* START ROWS *

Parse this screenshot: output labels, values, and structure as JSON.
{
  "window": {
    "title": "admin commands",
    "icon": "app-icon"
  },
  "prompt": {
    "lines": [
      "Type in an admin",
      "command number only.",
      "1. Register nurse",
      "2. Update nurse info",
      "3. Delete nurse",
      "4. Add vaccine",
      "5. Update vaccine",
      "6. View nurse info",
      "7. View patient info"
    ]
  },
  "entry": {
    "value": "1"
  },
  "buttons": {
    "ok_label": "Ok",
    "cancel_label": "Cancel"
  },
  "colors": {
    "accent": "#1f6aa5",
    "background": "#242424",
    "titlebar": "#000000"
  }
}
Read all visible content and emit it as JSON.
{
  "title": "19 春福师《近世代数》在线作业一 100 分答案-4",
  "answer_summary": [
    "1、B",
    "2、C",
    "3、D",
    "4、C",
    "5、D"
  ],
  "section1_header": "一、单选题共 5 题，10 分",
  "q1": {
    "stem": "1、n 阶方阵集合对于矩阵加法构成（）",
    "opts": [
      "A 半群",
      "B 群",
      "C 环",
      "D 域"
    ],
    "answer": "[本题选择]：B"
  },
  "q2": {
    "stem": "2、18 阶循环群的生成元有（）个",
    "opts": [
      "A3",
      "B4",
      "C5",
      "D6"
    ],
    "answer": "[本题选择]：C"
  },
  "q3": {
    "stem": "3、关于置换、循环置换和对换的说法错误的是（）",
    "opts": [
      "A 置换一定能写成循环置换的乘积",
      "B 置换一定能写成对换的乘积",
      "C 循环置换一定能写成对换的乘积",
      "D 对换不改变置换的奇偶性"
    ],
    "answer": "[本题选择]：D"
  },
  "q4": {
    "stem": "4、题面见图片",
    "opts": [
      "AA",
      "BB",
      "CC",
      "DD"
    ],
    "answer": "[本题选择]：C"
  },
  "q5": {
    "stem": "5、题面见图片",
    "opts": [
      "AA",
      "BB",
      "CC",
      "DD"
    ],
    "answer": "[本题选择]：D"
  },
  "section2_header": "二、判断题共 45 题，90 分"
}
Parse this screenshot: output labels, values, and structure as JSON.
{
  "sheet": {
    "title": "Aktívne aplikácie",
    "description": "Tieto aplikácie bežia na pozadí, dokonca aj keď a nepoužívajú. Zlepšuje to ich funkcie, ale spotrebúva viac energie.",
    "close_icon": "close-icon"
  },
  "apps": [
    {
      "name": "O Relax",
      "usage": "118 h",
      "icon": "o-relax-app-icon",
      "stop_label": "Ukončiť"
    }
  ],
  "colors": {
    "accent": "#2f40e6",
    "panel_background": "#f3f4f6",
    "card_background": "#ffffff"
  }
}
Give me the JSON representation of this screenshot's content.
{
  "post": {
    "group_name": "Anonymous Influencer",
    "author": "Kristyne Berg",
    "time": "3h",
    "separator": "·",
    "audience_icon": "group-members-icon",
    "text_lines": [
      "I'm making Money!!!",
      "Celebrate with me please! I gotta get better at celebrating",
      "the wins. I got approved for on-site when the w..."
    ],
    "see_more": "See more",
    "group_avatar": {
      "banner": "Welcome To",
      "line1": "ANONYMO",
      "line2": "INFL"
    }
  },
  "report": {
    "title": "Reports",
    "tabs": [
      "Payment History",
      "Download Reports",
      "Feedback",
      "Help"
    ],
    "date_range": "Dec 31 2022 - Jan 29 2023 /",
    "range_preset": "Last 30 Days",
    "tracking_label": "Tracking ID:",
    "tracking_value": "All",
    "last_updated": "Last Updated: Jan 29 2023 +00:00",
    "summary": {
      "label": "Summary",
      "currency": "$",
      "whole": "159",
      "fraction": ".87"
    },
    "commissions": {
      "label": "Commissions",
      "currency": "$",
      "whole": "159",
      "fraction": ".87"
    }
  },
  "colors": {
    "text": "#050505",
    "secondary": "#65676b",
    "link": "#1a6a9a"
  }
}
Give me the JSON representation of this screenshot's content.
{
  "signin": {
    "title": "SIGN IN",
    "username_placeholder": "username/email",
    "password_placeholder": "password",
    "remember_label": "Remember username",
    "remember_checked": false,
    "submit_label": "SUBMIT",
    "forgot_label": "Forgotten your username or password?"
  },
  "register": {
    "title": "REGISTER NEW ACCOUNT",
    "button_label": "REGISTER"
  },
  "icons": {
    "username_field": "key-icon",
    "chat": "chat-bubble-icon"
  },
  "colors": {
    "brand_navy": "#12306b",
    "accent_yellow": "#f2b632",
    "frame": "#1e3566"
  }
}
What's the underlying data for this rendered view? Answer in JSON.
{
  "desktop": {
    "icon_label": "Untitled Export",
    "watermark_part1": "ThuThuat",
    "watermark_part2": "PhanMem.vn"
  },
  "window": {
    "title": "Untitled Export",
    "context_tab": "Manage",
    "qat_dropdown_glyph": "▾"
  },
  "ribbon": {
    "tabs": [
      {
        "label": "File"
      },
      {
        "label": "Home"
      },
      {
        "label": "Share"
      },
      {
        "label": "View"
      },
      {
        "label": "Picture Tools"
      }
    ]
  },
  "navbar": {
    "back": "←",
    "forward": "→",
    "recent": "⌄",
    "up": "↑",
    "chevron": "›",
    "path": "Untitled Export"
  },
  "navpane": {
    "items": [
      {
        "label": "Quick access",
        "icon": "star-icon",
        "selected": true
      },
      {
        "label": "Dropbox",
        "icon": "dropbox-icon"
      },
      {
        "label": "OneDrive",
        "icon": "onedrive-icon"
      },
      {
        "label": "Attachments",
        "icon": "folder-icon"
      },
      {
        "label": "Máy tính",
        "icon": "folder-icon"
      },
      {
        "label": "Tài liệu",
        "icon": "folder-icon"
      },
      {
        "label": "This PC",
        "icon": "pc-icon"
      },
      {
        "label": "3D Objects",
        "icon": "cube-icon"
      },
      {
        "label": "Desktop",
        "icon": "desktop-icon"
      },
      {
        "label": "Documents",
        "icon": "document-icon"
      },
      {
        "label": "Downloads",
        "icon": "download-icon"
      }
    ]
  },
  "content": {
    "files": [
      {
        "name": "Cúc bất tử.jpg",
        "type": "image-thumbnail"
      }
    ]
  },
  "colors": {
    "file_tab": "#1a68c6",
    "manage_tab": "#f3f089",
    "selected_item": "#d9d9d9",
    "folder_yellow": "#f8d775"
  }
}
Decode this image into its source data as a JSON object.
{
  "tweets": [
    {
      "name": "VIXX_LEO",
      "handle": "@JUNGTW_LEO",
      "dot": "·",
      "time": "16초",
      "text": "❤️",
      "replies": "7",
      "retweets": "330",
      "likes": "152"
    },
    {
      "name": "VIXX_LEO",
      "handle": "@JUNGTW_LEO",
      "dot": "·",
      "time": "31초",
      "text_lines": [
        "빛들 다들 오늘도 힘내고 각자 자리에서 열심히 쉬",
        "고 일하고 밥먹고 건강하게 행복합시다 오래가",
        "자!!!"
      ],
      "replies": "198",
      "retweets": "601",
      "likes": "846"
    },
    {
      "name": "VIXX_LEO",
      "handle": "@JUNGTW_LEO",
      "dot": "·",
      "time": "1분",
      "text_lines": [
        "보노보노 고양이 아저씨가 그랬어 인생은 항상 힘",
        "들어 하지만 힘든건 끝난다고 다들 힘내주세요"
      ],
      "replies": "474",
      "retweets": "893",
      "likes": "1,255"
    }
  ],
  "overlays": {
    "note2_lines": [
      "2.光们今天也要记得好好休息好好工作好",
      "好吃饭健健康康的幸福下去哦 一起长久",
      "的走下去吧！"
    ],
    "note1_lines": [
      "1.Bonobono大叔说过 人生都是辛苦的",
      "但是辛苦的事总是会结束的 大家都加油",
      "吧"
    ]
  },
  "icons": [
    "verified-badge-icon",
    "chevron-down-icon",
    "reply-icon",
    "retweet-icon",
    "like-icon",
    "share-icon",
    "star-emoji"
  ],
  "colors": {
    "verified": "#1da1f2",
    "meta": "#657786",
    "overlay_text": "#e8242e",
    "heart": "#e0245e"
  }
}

* END ROWS *

**TASK BRIEF:** Say how many lines of the listing above contain "aplikácie", with no other words.

**TASK OUTPUT:** 2